Written instruction. Find the line containing "Read out every word on this page.", then return it and every line after it through the end of the records, exactly. Leave out pictures.
-- begin Records shown --
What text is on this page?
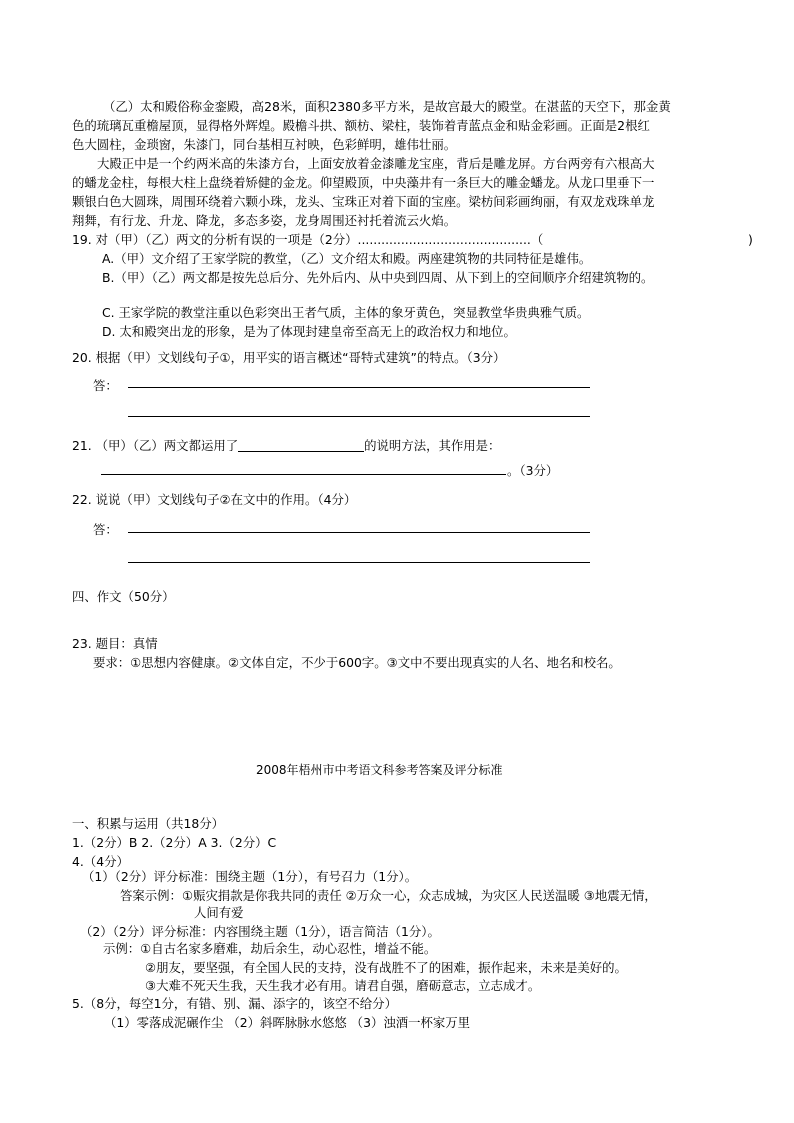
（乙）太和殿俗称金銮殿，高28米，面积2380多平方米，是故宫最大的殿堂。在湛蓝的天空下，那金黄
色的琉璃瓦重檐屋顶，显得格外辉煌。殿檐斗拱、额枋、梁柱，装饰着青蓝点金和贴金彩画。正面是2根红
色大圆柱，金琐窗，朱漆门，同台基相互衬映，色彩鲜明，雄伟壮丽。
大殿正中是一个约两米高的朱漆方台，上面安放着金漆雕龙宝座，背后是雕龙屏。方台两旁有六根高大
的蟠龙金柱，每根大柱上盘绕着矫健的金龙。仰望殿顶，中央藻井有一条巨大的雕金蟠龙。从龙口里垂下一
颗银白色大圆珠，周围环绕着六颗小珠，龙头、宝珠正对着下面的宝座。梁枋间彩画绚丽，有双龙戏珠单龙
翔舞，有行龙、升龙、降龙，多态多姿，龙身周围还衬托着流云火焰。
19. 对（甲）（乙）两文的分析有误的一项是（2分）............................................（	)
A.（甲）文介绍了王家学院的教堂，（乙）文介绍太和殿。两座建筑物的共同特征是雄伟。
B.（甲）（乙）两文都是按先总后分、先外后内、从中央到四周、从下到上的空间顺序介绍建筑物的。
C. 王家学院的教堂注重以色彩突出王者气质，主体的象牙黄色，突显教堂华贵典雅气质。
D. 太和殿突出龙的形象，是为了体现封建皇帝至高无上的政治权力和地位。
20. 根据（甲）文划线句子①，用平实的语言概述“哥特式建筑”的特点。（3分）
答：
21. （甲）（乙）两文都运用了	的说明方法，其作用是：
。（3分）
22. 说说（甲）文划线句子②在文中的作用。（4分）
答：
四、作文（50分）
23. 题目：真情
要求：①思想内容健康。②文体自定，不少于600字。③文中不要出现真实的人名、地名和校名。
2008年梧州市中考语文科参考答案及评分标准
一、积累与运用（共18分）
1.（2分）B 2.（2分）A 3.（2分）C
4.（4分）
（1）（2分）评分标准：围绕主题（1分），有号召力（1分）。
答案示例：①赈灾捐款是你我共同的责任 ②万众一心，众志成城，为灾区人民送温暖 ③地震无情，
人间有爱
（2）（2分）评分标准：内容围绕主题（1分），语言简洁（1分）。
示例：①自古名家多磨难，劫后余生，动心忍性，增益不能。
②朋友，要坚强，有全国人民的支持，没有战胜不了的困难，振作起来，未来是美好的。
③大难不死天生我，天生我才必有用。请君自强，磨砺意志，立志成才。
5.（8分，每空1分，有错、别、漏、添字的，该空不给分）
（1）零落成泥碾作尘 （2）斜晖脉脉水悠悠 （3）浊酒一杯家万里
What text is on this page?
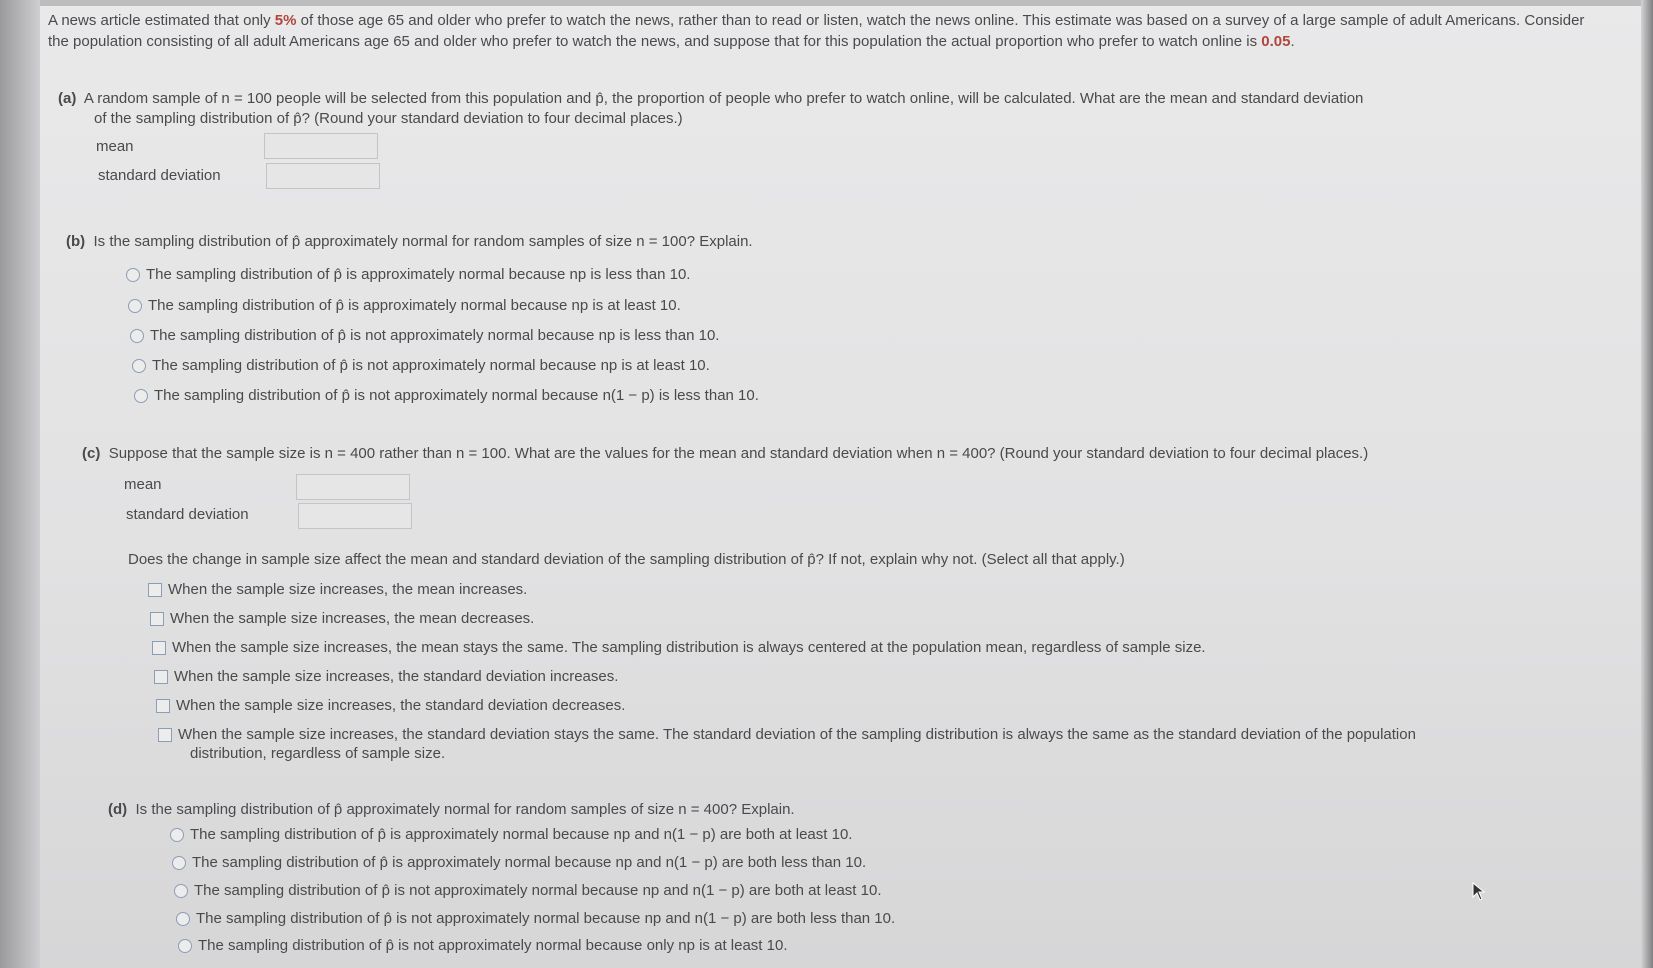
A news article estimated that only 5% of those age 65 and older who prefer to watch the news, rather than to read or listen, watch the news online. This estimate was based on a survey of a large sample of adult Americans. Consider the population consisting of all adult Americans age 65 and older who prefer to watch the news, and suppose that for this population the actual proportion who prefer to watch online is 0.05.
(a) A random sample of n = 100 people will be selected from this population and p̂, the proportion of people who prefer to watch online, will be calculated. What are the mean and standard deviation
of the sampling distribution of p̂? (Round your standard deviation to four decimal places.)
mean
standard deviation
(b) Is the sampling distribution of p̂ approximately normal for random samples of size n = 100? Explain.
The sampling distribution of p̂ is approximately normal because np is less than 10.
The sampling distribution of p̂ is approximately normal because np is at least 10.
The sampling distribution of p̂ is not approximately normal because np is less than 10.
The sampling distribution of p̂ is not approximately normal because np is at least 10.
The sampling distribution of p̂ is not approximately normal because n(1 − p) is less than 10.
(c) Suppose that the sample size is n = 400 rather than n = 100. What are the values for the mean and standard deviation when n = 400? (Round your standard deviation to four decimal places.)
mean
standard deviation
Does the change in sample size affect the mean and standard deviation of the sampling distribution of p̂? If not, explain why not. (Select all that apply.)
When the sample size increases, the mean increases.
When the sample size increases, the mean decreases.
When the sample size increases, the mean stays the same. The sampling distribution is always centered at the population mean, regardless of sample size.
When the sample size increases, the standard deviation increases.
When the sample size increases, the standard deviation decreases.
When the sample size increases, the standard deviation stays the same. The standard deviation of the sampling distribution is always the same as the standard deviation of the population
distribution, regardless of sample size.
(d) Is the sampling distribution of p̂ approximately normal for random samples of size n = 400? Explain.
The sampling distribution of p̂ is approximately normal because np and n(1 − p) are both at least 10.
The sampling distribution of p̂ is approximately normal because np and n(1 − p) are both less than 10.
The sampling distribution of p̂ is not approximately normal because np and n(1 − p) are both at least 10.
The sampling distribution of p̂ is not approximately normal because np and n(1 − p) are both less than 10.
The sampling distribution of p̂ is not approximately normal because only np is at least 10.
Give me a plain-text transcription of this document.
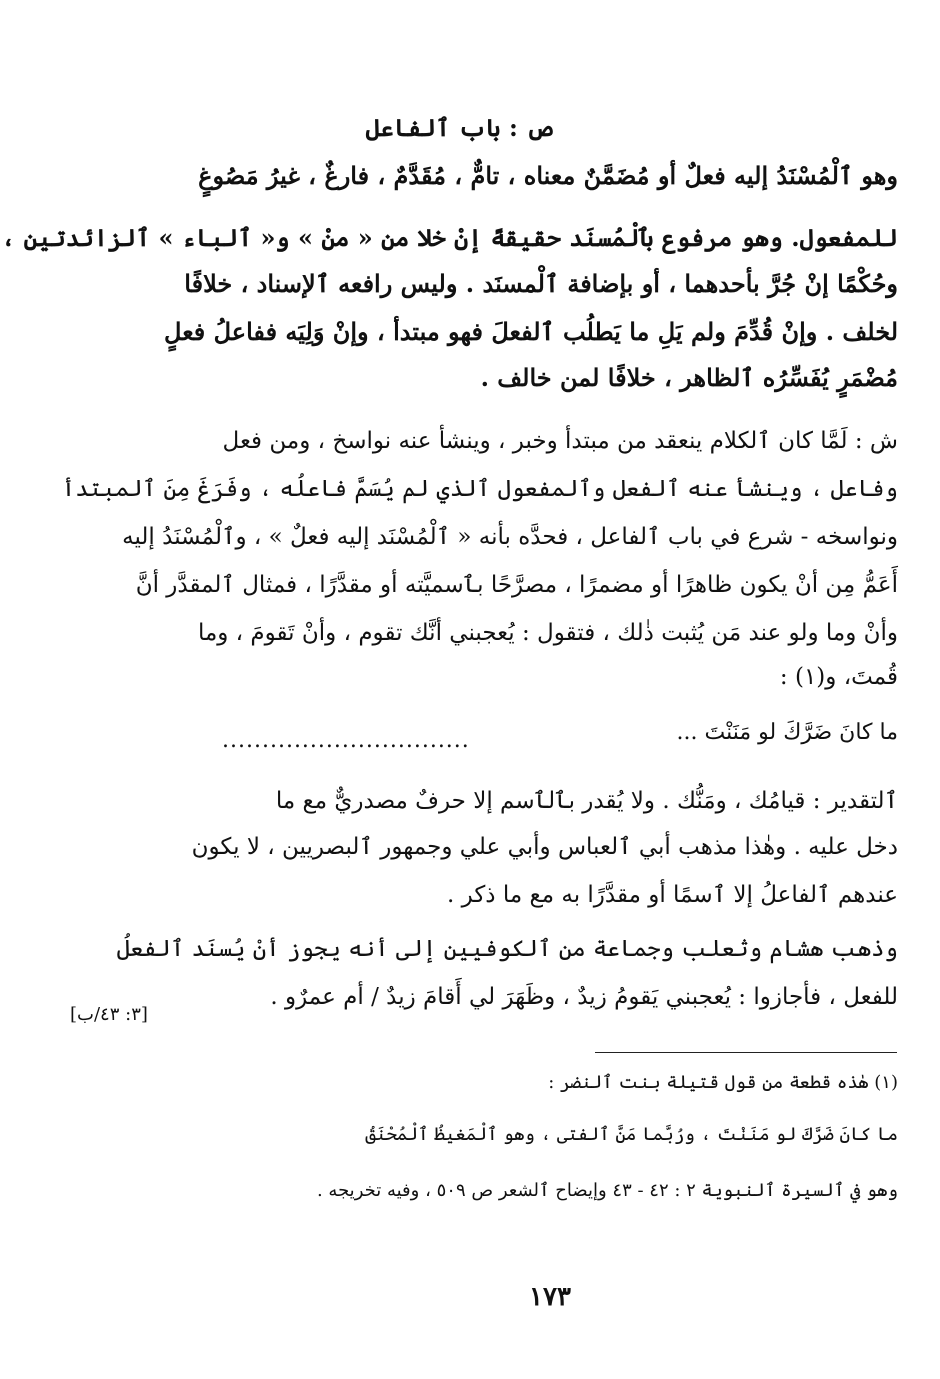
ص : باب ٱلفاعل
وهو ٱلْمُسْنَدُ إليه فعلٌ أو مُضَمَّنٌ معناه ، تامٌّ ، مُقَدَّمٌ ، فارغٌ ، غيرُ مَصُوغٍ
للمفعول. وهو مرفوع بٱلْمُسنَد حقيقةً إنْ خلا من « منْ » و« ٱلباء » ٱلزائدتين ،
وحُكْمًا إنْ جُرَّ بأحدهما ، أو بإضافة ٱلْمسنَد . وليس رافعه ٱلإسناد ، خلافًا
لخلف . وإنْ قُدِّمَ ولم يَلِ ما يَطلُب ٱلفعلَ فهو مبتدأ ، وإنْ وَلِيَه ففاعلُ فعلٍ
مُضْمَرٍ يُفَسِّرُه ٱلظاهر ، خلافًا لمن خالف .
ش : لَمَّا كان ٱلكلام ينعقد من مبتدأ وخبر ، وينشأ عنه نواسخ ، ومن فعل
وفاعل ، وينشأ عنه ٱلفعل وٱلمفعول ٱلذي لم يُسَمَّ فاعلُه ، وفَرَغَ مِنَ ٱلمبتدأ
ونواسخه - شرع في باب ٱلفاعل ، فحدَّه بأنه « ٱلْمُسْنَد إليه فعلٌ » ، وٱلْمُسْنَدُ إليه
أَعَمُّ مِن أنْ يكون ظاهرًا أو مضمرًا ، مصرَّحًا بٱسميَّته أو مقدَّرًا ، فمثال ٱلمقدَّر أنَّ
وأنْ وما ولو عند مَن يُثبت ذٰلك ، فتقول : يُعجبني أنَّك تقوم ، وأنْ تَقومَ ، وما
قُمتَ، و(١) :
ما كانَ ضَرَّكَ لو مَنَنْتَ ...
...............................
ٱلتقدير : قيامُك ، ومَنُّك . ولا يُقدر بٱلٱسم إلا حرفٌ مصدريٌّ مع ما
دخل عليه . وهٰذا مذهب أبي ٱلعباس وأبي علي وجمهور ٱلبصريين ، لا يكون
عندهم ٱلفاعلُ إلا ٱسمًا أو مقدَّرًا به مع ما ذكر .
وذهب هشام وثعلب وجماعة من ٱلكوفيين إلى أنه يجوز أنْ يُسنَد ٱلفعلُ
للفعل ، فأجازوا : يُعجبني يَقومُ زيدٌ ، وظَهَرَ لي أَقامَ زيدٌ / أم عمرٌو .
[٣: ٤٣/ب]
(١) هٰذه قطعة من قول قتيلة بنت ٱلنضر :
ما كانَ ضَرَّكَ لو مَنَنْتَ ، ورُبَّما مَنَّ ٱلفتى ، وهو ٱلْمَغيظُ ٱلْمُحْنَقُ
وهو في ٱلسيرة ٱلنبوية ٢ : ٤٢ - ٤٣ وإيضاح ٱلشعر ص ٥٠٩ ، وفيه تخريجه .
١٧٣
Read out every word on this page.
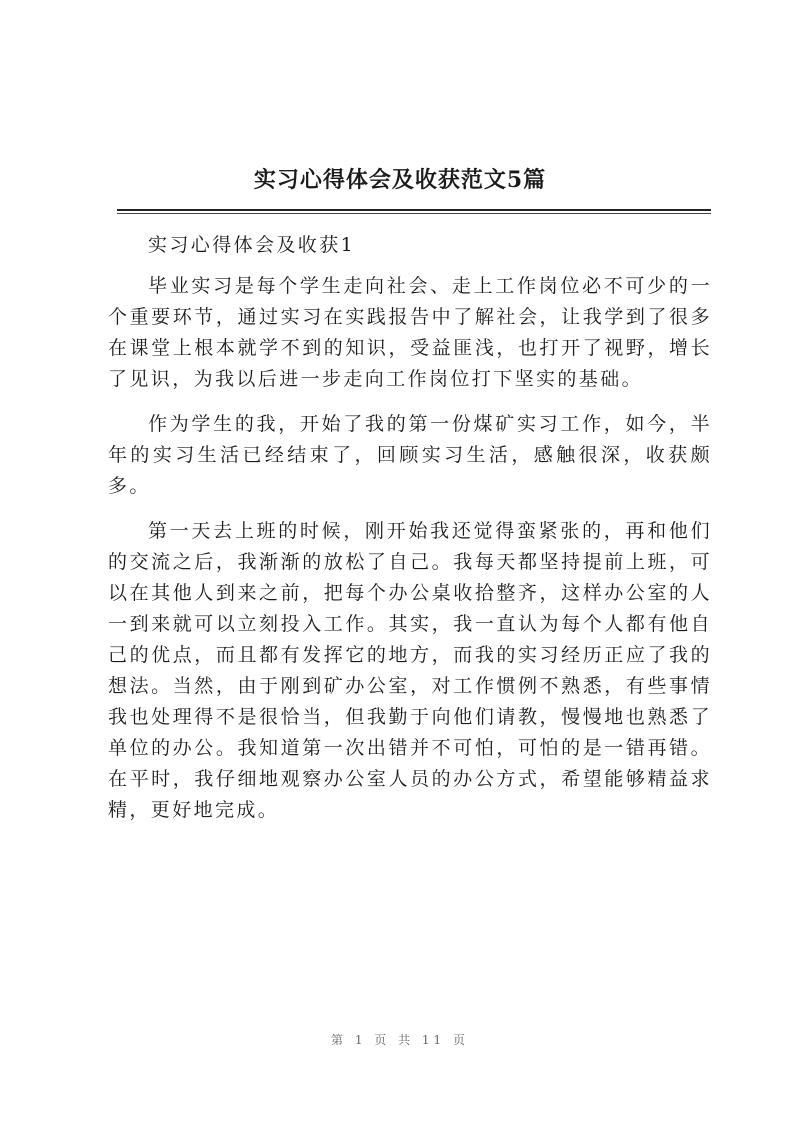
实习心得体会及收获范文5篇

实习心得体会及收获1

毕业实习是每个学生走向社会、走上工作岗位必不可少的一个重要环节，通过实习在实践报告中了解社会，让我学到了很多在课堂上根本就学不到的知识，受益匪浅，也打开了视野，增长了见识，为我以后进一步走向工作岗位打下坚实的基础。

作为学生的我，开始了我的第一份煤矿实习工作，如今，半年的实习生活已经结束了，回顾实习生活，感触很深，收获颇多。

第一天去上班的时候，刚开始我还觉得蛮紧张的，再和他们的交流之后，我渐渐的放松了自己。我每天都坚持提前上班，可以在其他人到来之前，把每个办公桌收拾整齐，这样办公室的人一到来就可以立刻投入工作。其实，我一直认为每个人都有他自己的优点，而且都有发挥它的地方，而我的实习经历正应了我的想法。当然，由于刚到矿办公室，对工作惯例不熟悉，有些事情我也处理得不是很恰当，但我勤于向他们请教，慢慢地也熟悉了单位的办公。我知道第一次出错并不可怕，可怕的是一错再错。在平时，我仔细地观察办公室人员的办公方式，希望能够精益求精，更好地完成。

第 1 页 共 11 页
-- end Records shown --
Written response.
Read out every word on this page.
实习心得体会及收获范文5篇

实习心得体会及收获1

毕业实习是每个学生走向社会、走上工作岗位必不可少的一个重要环节，通过实习在实践报告中了解社会，让我学到了很多在课堂上根本就学不到的知识，受益匪浅，也打开了视野，增长了见识，为我以后进一步走向工作岗位打下坚实的基础。

作为学生的我，开始了我的第一份煤矿实习工作，如今，半年的实习生活已经结束了，回顾实习生活，感触很深，收获颇多。

第一天去上班的时候，刚开始我还觉得蛮紧张的，再和他们的交流之后，我渐渐的放松了自己。我每天都坚持提前上班，可以在其他人到来之前，把每个办公桌收拾整齐，这样办公室的人一到来就可以立刻投入工作。其实，我一直认为每个人都有他自己的优点，而且都有发挥它的地方，而我的实习经历正应了我的想法。当然，由于刚到矿办公室，对工作惯例不熟悉，有些事情我也处理得不是很恰当，但我勤于向他们请教，慢慢地也熟悉了单位的办公。我知道第一次出错并不可怕，可怕的是一错再错。在平时，我仔细地观察办公室人员的办公方式，希望能够精益求精，更好地完成。

第 1 页 共 11 页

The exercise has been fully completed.